BEGIN Input

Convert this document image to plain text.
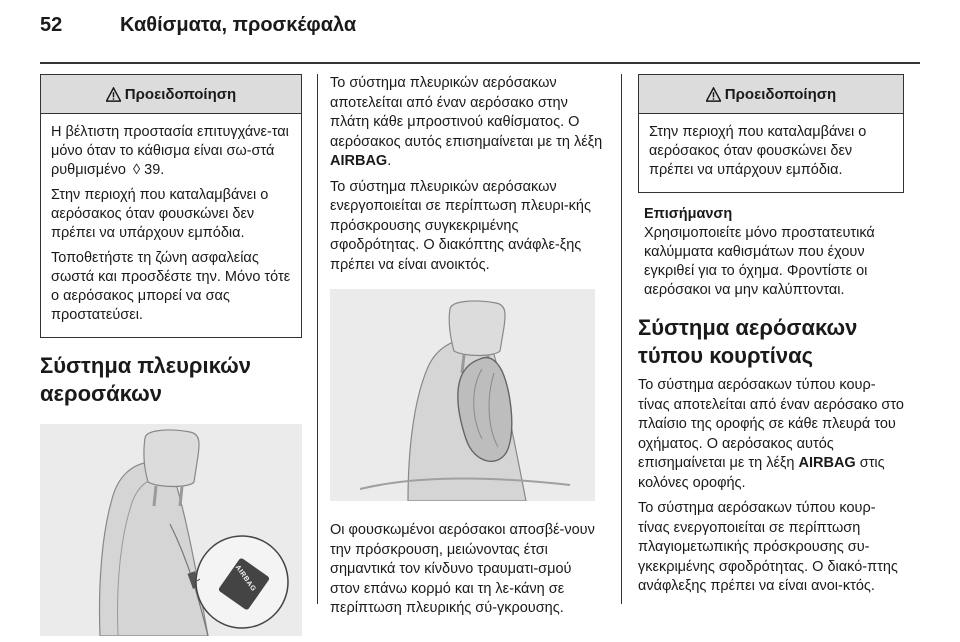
52	Καθίσματα, προσκέφαλα
Προειδοποίηση

Η βέλτιστη προστασία επιτυγχάνε-ται μόνο όταν το κάθισμα είναι σω-στά ρυθμισμένο ◊ 39.

Στην περιοχή που καταλαμβάνει ο αερόσακος όταν φουσκώνει δεν πρέπει να υπάρχουν εμπόδια.

Τοποθετήστε τη ζώνη ασφαλείας σωστά και προσδέστε την. Μόνο τότε ο αερόσακος μπορεί να σας προστατεύσει.

Σύστημα πλευρικών αεροσάκων
AIRBAG

Το σύστημα πλευρικών αερόσακων αποτελείται από έναν αερόσακο στην πλάτη κάθε μπροστινού καθίσματος. Ο αερόσακος αυτός επισημαίνεται με τη λέξη AIRBAG.

Το σύστημα πλευρικών αερόσακων ενεργοποιείται σε περίπτωση πλευρι-κής πρόσκρουσης συγκεκριμένης σφοδρότητας. Ο διακόπτης ανάφλε-ξης πρέπει να είναι ανοικτός.

Οι φουσκωμένοι αερόσακοι αποσβέ-νουν την πρόσκρουση, μειώνοντας έτσι σημαντικά τον κίνδυνο τραυματι-σμού στον επάνω κορμό και τη λε-κάνη σε περίπτωση πλευρικής σύ-γκρουσης.

Προειδοποίηση

Στην περιοχή που καταλαμβάνει ο αερόσακος όταν φουσκώνει δεν πρέπει να υπάρχουν εμπόδια.

Επισήμανση
Χρησιμοποιείτε μόνο προστατευτικά καλύμματα καθισμάτων που έχουν εγκριθεί για το όχημα. Φροντίστε οι αερόσακοι να μην καλύπτονται.
Σύστημα αερόσακων τύπου κουρτίνας

Το σύστημα αερόσακων τύπου κουρ-τίνας αποτελείται από έναν αερόσακο στο πλαίσιο της οροφής σε κάθε πλευρά του οχήματος. Ο αερόσακος αυτός επισημαίνεται με τη λέξη AIRBAG στις κολόνες οροφής.

Το σύστημα αερόσακων τύπου κουρ-τίνας ενεργοποιείται σε περίπτωση πλαγιομετωπικής πρόσκρουσης συ-γκεκριμένης σφοδρότητας. Ο διακό-πτης ανάφλεξης πρέπει να είναι ανοι-κτός.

END Input

Reproduce every entry word for word, but skip any pictures.

Convert this document image to plain text.
52	Καθίσματα, προσκέφαλα
Προειδοποίηση

Η βέλτιστη προστασία επιτυγχάνε-ται μόνο όταν το κάθισμα είναι σω-στά ρυθμισμένο ◊ 39.

Στην περιοχή που καταλαμβάνει ο αερόσακος όταν φουσκώνει δεν πρέπει να υπάρχουν εμπόδια.

Τοποθετήστε τη ζώνη ασφαλείας σωστά και προσδέστε την. Μόνο τότε ο αερόσακος μπορεί να σας προστατεύσει.

Σύστημα πλευρικών αεροσάκων
AIRBAG

Το σύστημα πλευρικών αερόσακων αποτελείται από έναν αερόσακο στην πλάτη κάθε μπροστινού καθίσματος. Ο αερόσακος αυτός επισημαίνεται με τη λέξη AIRBAG.

Το σύστημα πλευρικών αερόσακων ενεργοποιείται σε περίπτωση πλευρι-κής πρόσκρουσης συγκεκριμένης σφοδρότητας. Ο διακόπτης ανάφλε-ξης πρέπει να είναι ανοικτός.

Οι φουσκωμένοι αερόσακοι αποσβέ-νουν την πρόσκρουση, μειώνοντας έτσι σημαντικά τον κίνδυνο τραυματι-σμού στον επάνω κορμό και τη λε-κάνη σε περίπτωση πλευρικής σύ-γκρουσης.

Προειδοποίηση

Στην περιοχή που καταλαμβάνει ο αερόσακος όταν φουσκώνει δεν πρέπει να υπάρχουν εμπόδια.

Επισήμανση
Χρησιμοποιείτε μόνο προστατευτικά καλύμματα καθισμάτων που έχουν εγκριθεί για το όχημα. Φροντίστε οι αερόσακοι να μην καλύπτονται.
Σύστημα αερόσακων τύπου κουρτίνας

Το σύστημα αερόσακων τύπου κουρ-τίνας αποτελείται από έναν αερόσακο στο πλαίσιο της οροφής σε κάθε πλευρά του οχήματος. Ο αερόσακος αυτός επισημαίνεται με τη λέξη AIRBAG στις κολόνες οροφής.

Το σύστημα αερόσακων τύπου κουρ-τίνας ενεργοποιείται σε περίπτωση πλαγιομετωπικής πρόσκρουσης συ-γκεκριμένης σφοδρότητας. Ο διακό-πτης ανάφλεξης πρέπει να είναι ανοι-κτός.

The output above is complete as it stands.